Exercise input:
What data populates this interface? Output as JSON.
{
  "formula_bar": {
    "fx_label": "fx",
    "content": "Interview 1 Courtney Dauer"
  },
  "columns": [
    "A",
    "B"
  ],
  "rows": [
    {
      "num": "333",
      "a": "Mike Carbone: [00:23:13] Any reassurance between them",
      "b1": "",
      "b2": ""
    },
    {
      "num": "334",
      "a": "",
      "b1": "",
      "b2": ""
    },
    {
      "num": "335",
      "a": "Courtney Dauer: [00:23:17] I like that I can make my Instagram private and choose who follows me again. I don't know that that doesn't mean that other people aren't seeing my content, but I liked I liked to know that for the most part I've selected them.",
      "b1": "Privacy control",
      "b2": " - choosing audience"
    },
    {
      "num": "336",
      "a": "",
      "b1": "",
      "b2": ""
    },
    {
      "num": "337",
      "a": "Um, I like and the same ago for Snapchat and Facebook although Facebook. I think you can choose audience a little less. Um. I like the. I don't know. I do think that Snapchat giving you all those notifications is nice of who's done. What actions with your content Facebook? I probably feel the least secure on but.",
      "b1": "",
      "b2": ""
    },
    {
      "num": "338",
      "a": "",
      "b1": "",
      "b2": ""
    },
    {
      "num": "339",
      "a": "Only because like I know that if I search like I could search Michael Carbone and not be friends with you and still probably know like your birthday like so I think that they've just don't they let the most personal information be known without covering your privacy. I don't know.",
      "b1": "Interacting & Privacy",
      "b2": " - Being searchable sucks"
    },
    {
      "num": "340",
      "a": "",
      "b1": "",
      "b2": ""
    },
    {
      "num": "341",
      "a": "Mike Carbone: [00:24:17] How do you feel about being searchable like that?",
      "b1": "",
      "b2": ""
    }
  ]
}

Task to carry out:
Each entry above is to be set down again in exactly the same words.

Finished answer:
What data populates this interface? Output as JSON.
{
  "formula_bar": {
    "fx_label": "fx",
    "content": "Interview 1 Courtney Dauer"
  },
  "columns": [
    "A",
    "B"
  ],
  "rows": [
    {
      "num": "333",
      "a": "Mike Carbone: [00:23:13] Any reassurance between them",
      "b1": "",
      "b2": ""
    },
    {
      "num": "334",
      "a": "",
      "b1": "",
      "b2": ""
    },
    {
      "num": "335",
      "a": "Courtney Dauer: [00:23:17] I like that I can make my Instagram private and choose who follows me again. I don't know that that doesn't mean that other people aren't seeing my content, but I liked I liked to know that for the most part I've selected them.",
      "b1": "Privacy control",
      "b2": " - choosing audience"
    },
    {
      "num": "336",
      "a": "",
      "b1": "",
      "b2": ""
    },
    {
      "num": "337",
      "a": "Um, I like and the same ago for Snapchat and Facebook although Facebook. I think you can choose audience a little less. Um. I like the. I don't know. I do think that Snapchat giving you all those notifications is nice of who's done. What actions with your content Facebook? I probably feel the least secure on but.",
      "b1": "",
      "b2": ""
    },
    {
      "num": "338",
      "a": "",
      "b1": "",
      "b2": ""
    },
    {
      "num": "339",
      "a": "Only because like I know that if I search like I could search Michael Carbone and not be friends with you and still probably know like your birthday like so I think that they've just don't they let the most personal information be known without covering your privacy. I don't know.",
      "b1": "Interacting & Privacy",
      "b2": " - Being searchable sucks"
    },
    {
      "num": "340",
      "a": "",
      "b1": "",
      "b2": ""
    },
    {
      "num": "341",
      "a": "Mike Carbone: [00:24:17] How do you feel about being searchable like that?",
      "b1": "",
      "b2": ""
    }
  ]
}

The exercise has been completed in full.